Copy out all of the material exactly.

☆ ☆ ☆

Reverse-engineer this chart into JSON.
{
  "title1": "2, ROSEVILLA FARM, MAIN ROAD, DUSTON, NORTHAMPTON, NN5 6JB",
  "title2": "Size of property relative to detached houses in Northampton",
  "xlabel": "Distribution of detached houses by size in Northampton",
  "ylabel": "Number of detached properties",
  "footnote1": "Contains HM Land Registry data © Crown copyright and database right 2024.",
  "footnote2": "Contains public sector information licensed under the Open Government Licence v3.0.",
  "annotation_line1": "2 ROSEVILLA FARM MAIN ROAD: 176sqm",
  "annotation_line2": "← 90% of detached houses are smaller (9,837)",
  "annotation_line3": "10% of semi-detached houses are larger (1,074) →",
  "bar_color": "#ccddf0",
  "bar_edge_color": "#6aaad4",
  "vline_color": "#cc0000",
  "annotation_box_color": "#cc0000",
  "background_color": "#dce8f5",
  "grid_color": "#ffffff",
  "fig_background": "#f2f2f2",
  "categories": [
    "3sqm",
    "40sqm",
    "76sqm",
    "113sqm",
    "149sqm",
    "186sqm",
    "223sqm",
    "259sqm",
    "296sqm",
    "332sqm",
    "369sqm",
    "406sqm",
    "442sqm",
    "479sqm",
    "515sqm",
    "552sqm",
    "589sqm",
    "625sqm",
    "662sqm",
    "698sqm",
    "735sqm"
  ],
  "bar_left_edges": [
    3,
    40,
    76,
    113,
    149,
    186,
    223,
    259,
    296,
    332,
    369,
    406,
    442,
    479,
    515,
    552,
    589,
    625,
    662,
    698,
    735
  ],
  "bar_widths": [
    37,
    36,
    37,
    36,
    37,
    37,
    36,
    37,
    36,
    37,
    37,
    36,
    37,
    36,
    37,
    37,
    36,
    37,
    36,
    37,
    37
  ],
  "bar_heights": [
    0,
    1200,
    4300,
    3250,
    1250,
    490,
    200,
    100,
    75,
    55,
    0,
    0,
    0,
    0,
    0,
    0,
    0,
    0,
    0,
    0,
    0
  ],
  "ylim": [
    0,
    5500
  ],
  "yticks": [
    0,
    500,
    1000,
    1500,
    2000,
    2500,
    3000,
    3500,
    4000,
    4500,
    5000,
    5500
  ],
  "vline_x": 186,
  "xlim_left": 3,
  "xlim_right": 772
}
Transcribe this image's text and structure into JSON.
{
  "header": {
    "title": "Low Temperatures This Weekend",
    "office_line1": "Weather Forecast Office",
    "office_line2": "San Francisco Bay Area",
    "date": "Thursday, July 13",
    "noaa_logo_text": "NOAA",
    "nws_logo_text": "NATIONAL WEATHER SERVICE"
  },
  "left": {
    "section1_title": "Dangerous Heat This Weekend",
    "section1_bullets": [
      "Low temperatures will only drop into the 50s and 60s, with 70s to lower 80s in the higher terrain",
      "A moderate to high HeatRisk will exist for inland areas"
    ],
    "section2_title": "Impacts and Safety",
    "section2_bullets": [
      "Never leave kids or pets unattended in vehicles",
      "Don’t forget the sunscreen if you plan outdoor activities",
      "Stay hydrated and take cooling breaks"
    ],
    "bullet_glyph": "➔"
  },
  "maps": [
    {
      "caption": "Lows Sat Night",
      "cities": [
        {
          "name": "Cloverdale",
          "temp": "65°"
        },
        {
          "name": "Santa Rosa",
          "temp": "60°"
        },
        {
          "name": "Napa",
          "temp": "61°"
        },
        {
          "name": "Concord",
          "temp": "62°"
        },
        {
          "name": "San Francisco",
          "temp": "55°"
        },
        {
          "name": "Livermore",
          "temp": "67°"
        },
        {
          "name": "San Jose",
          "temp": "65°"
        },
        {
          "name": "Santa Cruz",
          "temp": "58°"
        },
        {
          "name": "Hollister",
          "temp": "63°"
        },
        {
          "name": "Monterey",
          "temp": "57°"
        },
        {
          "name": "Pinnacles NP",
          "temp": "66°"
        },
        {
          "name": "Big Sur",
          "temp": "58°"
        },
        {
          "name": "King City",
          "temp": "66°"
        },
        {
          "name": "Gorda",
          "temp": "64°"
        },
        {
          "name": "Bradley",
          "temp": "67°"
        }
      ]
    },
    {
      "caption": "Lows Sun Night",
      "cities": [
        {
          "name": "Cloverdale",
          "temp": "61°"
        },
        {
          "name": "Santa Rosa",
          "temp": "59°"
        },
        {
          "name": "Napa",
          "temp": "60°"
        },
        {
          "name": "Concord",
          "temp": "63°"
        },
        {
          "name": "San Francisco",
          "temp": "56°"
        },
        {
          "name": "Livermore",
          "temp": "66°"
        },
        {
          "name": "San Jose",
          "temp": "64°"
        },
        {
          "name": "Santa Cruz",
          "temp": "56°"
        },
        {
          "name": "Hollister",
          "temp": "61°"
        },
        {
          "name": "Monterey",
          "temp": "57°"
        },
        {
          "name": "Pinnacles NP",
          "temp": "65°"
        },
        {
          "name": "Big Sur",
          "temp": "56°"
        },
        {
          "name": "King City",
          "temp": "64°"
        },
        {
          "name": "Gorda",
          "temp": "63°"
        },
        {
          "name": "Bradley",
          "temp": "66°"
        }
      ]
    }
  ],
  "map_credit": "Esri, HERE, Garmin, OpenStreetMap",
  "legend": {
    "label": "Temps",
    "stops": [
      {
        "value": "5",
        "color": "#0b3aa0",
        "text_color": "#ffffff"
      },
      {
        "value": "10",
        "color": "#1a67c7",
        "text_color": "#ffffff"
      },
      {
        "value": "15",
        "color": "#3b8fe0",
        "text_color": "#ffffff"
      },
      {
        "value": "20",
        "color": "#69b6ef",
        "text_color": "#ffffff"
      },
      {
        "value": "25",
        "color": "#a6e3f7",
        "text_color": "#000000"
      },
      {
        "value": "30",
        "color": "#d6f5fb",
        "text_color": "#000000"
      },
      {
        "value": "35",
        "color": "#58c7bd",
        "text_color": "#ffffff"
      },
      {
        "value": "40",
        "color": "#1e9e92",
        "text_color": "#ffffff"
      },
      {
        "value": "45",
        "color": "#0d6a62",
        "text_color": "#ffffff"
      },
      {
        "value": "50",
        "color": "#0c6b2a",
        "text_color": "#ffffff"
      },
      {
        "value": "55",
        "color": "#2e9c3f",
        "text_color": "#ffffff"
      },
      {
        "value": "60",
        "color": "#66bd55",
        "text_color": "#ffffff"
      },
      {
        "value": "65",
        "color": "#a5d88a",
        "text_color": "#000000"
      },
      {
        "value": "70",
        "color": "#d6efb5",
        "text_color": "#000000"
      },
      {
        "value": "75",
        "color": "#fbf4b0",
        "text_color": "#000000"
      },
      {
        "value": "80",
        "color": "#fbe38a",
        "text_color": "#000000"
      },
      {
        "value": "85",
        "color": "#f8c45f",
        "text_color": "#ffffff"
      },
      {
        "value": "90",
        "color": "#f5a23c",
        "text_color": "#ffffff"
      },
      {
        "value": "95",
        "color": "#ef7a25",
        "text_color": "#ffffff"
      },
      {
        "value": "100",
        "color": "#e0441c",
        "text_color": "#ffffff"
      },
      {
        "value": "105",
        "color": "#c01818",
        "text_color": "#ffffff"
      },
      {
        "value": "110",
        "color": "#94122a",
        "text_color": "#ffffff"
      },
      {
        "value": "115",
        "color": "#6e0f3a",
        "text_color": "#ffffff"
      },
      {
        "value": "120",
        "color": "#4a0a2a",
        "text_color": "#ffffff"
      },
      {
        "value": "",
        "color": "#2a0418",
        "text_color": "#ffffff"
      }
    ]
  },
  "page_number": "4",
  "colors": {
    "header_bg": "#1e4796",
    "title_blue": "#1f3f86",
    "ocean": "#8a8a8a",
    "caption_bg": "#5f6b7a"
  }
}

☆ ☆ ☆

§ **Answer to this task**:
Reverse-engineer this chart into JSON.
{
  "title1": "2, ROSEVILLA FARM, MAIN ROAD, DUSTON, NORTHAMPTON, NN5 6JB",
  "title2": "Size of property relative to detached houses in Northampton",
  "xlabel": "Distribution of detached houses by size in Northampton",
  "ylabel": "Number of detached properties",
  "footnote1": "Contains HM Land Registry data © Crown copyright and database right 2024.",
  "footnote2": "Contains public sector information licensed under the Open Government Licence v3.0.",
  "annotation_line1": "2 ROSEVILLA FARM MAIN ROAD: 176sqm",
  "annotation_line2": "← 90% of detached houses are smaller (9,837)",
  "annotation_line3": "10% of semi-detached houses are larger (1,074) →",
  "bar_color": "#ccddf0",
  "bar_edge_color": "#6aaad4",
  "vline_color": "#cc0000",
  "annotation_box_color": "#cc0000",
  "background_color": "#dce8f5",
  "grid_color": "#ffffff",
  "fig_background": "#f2f2f2",
  "categories": [
    "3sqm",
    "40sqm",
    "76sqm",
    "113sqm",
    "149sqm",
    "186sqm",
    "223sqm",
    "259sqm",
    "296sqm",
    "332sqm",
    "369sqm",
    "406sqm",
    "442sqm",
    "479sqm",
    "515sqm",
    "552sqm",
    "589sqm",
    "625sqm",
    "662sqm",
    "698sqm",
    "735sqm"
  ],
  "bar_left_edges": [
    3,
    40,
    76,
    113,
    149,
    186,
    223,
    259,
    296,
    332,
    369,
    406,
    442,
    479,
    515,
    552,
    589,
    625,
    662,
    698,
    735
  ],
  "bar_widths": [
    37,
    36,
    37,
    36,
    37,
    37,
    36,
    37,
    36,
    37,
    37,
    36,
    37,
    36,
    37,
    37,
    36,
    37,
    36,
    37,
    37
  ],
  "bar_heights": [
    0,
    1200,
    4300,
    3250,
    1250,
    490,
    200,
    100,
    75,
    55,
    0,
    0,
    0,
    0,
    0,
    0,
    0,
    0,
    0,
    0,
    0
  ],
  "ylim": [
    0,
    5500
  ],
  "yticks": [
    0,
    500,
    1000,
    1500,
    2000,
    2500,
    3000,
    3500,
    4000,
    4500,
    5000,
    5500
  ],
  "vline_x": 186,
  "xlim_left": 3,
  "xlim_right": 772
}
Transcribe this image's text and structure into JSON.
{
  "header": {
    "title": "Low Temperatures This Weekend",
    "office_line1": "Weather Forecast Office",
    "office_line2": "San Francisco Bay Area",
    "date": "Thursday, July 13",
    "noaa_logo_text": "NOAA",
    "nws_logo_text": "NATIONAL WEATHER SERVICE"
  },
  "left": {
    "section1_title": "Dangerous Heat This Weekend",
    "section1_bullets": [
      "Low temperatures will only drop into the 50s and 60s, with 70s to lower 80s in the higher terrain",
      "A moderate to high HeatRisk will exist for inland areas"
    ],
    "section2_title": "Impacts and Safety",
    "section2_bullets": [
      "Never leave kids or pets unattended in vehicles",
      "Don’t forget the sunscreen if you plan outdoor activities",
      "Stay hydrated and take cooling breaks"
    ],
    "bullet_glyph": "➔"
  },
  "maps": [
    {
      "caption": "Lows Sat Night",
      "cities": [
        {
          "name": "Cloverdale",
          "temp": "65°"
        },
        {
          "name": "Santa Rosa",
          "temp": "60°"
        },
        {
          "name": "Napa",
          "temp": "61°"
        },
        {
          "name": "Concord",
          "temp": "62°"
        },
        {
          "name": "San Francisco",
          "temp": "55°"
        },
        {
          "name": "Livermore",
          "temp": "67°"
        },
        {
          "name": "San Jose",
          "temp": "65°"
        },
        {
          "name": "Santa Cruz",
          "temp": "58°"
        },
        {
          "name": "Hollister",
          "temp": "63°"
        },
        {
          "name": "Monterey",
          "temp": "57°"
        },
        {
          "name": "Pinnacles NP",
          "temp": "66°"
        },
        {
          "name": "Big Sur",
          "temp": "58°"
        },
        {
          "name": "King City",
          "temp": "66°"
        },
        {
          "name": "Gorda",
          "temp": "64°"
        },
        {
          "name": "Bradley",
          "temp": "67°"
        }
      ]
    },
    {
      "caption": "Lows Sun Night",
      "cities": [
        {
          "name": "Cloverdale",
          "temp": "61°"
        },
        {
          "name": "Santa Rosa",
          "temp": "59°"
        },
        {
          "name": "Napa",
          "temp": "60°"
        },
        {
          "name": "Concord",
          "temp": "63°"
        },
        {
          "name": "San Francisco",
          "temp": "56°"
        },
        {
          "name": "Livermore",
          "temp": "66°"
        },
        {
          "name": "San Jose",
          "temp": "64°"
        },
        {
          "name": "Santa Cruz",
          "temp": "56°"
        },
        {
          "name": "Hollister",
          "temp": "61°"
        },
        {
          "name": "Monterey",
          "temp": "57°"
        },
        {
          "name": "Pinnacles NP",
          "temp": "65°"
        },
        {
          "name": "Big Sur",
          "temp": "56°"
        },
        {
          "name": "King City",
          "temp": "64°"
        },
        {
          "name": "Gorda",
          "temp": "63°"
        },
        {
          "name": "Bradley",
          "temp": "66°"
        }
      ]
    }
  ],
  "map_credit": "Esri, HERE, Garmin, OpenStreetMap",
  "legend": {
    "label": "Temps",
    "stops": [
      {
        "value": "5",
        "color": "#0b3aa0",
        "text_color": "#ffffff"
      },
      {
        "value": "10",
        "color": "#1a67c7",
        "text_color": "#ffffff"
      },
      {
        "value": "15",
        "color": "#3b8fe0",
        "text_color": "#ffffff"
      },
      {
        "value": "20",
        "color": "#69b6ef",
        "text_color": "#ffffff"
      },
      {
        "value": "25",
        "color": "#a6e3f7",
        "text_color": "#000000"
      },
      {
        "value": "30",
        "color": "#d6f5fb",
        "text_color": "#000000"
      },
      {
        "value": "35",
        "color": "#58c7bd",
        "text_color": "#ffffff"
      },
      {
        "value": "40",
        "color": "#1e9e92",
        "text_color": "#ffffff"
      },
      {
        "value": "45",
        "color": "#0d6a62",
        "text_color": "#ffffff"
      },
      {
        "value": "50",
        "color": "#0c6b2a",
        "text_color": "#ffffff"
      },
      {
        "value": "55",
        "color": "#2e9c3f",
        "text_color": "#ffffff"
      },
      {
        "value": "60",
        "color": "#66bd55",
        "text_color": "#ffffff"
      },
      {
        "value": "65",
        "color": "#a5d88a",
        "text_color": "#000000"
      },
      {
        "value": "70",
        "color": "#d6efb5",
        "text_color": "#000000"
      },
      {
        "value": "75",
        "color": "#fbf4b0",
        "text_color": "#000000"
      },
      {
        "value": "80",
        "color": "#fbe38a",
        "text_color": "#000000"
      },
      {
        "value": "85",
        "color": "#f8c45f",
        "text_color": "#ffffff"
      },
      {
        "value": "90",
        "color": "#f5a23c",
        "text_color": "#ffffff"
      },
      {
        "value": "95",
        "color": "#ef7a25",
        "text_color": "#ffffff"
      },
      {
        "value": "100",
        "color": "#e0441c",
        "text_color": "#ffffff"
      },
      {
        "value": "105",
        "color": "#c01818",
        "text_color": "#ffffff"
      },
      {
        "value": "110",
        "color": "#94122a",
        "text_color": "#ffffff"
      },
      {
        "value": "115",
        "color": "#6e0f3a",
        "text_color": "#ffffff"
      },
      {
        "value": "120",
        "color": "#4a0a2a",
        "text_color": "#ffffff"
      },
      {
        "value": "",
        "color": "#2a0418",
        "text_color": "#ffffff"
      }
    ]
  },
  "page_number": "4",
  "colors": {
    "header_bg": "#1e4796",
    "title_blue": "#1f3f86",
    "ocean": "#8a8a8a",
    "caption_bg": "#5f6b7a"
  }
}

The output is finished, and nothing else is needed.